— Begin Data for the task —
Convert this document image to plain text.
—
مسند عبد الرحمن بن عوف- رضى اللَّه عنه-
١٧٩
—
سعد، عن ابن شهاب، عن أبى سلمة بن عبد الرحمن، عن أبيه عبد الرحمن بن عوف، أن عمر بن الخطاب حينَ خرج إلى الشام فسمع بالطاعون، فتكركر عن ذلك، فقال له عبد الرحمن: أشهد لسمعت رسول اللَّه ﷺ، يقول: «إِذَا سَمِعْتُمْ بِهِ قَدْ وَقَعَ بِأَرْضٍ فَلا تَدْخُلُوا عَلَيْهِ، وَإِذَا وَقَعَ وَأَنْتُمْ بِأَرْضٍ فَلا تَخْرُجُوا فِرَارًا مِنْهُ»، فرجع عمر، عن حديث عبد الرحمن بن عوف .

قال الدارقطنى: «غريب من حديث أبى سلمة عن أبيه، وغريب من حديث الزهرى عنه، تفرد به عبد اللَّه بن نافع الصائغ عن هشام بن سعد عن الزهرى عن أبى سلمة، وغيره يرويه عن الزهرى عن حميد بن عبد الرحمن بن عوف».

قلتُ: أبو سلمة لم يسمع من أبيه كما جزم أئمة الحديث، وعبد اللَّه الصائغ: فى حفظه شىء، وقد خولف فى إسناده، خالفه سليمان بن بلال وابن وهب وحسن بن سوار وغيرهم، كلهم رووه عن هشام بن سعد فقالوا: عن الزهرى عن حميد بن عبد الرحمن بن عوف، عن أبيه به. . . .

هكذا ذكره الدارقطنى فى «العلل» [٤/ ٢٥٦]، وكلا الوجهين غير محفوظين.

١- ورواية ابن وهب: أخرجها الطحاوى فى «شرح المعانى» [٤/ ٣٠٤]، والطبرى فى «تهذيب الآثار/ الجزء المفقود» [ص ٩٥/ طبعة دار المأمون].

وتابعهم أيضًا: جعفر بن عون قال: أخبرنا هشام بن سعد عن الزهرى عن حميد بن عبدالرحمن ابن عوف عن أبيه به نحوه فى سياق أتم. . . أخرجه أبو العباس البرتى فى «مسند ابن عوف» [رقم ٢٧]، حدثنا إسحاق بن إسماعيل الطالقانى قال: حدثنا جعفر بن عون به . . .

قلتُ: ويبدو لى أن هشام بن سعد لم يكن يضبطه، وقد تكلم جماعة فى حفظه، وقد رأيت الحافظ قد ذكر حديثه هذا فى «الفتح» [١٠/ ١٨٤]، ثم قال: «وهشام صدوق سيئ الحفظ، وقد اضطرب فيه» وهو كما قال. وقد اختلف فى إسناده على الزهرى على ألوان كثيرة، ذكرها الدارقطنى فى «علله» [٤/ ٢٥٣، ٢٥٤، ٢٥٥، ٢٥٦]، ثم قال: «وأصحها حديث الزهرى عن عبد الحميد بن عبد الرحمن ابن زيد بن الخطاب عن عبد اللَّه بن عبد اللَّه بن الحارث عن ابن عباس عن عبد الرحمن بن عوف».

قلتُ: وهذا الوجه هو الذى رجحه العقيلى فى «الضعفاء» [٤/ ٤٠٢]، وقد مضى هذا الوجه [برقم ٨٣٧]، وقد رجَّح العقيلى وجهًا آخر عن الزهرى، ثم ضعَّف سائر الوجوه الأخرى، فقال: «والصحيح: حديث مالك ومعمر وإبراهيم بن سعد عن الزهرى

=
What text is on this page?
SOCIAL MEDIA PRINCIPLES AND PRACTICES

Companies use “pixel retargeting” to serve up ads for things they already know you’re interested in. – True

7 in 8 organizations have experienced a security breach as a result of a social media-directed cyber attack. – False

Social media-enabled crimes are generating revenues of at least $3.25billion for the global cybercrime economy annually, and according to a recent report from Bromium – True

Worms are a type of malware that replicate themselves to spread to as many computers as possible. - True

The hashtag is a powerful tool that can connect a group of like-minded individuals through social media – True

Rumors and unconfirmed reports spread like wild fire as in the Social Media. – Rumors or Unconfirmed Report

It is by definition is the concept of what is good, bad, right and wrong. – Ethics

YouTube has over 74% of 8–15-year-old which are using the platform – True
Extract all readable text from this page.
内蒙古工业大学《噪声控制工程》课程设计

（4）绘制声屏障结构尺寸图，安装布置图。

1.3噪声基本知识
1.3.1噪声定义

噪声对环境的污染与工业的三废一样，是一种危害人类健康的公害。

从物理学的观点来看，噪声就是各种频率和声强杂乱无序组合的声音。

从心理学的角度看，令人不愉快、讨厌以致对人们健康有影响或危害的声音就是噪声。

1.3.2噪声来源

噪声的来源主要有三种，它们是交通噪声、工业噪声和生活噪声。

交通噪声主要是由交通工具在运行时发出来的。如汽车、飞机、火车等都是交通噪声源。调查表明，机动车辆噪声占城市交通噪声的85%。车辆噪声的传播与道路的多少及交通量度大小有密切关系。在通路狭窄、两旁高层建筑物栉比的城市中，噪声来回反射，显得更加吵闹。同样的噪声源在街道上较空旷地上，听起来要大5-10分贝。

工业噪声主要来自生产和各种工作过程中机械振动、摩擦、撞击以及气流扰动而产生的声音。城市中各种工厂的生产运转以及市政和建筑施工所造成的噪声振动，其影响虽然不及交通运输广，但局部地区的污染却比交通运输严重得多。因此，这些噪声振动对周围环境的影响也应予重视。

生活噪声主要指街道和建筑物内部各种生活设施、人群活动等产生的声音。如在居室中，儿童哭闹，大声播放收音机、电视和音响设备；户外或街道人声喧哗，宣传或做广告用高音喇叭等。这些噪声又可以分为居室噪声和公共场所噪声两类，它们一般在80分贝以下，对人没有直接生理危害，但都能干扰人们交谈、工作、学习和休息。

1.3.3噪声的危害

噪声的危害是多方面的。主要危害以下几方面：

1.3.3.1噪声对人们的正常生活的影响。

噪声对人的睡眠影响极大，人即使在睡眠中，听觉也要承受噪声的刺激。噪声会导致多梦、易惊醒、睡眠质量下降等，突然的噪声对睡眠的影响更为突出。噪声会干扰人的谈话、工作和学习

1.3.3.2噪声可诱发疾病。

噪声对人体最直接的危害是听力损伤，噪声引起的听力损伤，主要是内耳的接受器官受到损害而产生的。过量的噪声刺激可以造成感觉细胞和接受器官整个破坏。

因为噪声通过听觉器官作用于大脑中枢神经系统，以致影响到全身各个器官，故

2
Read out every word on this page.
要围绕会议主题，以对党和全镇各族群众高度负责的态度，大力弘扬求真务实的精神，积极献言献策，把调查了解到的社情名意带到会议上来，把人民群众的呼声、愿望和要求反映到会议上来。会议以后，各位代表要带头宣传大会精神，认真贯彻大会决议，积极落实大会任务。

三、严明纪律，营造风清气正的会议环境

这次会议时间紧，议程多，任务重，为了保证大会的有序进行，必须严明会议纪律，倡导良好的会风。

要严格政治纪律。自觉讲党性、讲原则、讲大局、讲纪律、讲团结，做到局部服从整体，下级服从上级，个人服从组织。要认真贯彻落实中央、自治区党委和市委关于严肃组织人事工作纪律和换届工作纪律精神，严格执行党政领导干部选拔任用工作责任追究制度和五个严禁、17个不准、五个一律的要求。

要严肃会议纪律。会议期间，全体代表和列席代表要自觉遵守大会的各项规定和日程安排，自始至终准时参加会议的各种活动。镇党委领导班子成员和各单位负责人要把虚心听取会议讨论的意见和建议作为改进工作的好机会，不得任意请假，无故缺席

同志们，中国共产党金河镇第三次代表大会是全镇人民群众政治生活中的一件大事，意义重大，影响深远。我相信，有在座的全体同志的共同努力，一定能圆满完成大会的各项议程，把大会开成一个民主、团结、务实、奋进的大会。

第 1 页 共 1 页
— End Data for the task —
▶ **What to produce**: Copy each line of the listing that includes "from".

▶ **Exercise output**:
Social media-enabled crimes are generating revenues of at least $3.25billion for the global cybercrime economy annually, and according to a recent report from Bromium – True
Extract all readable text from this page.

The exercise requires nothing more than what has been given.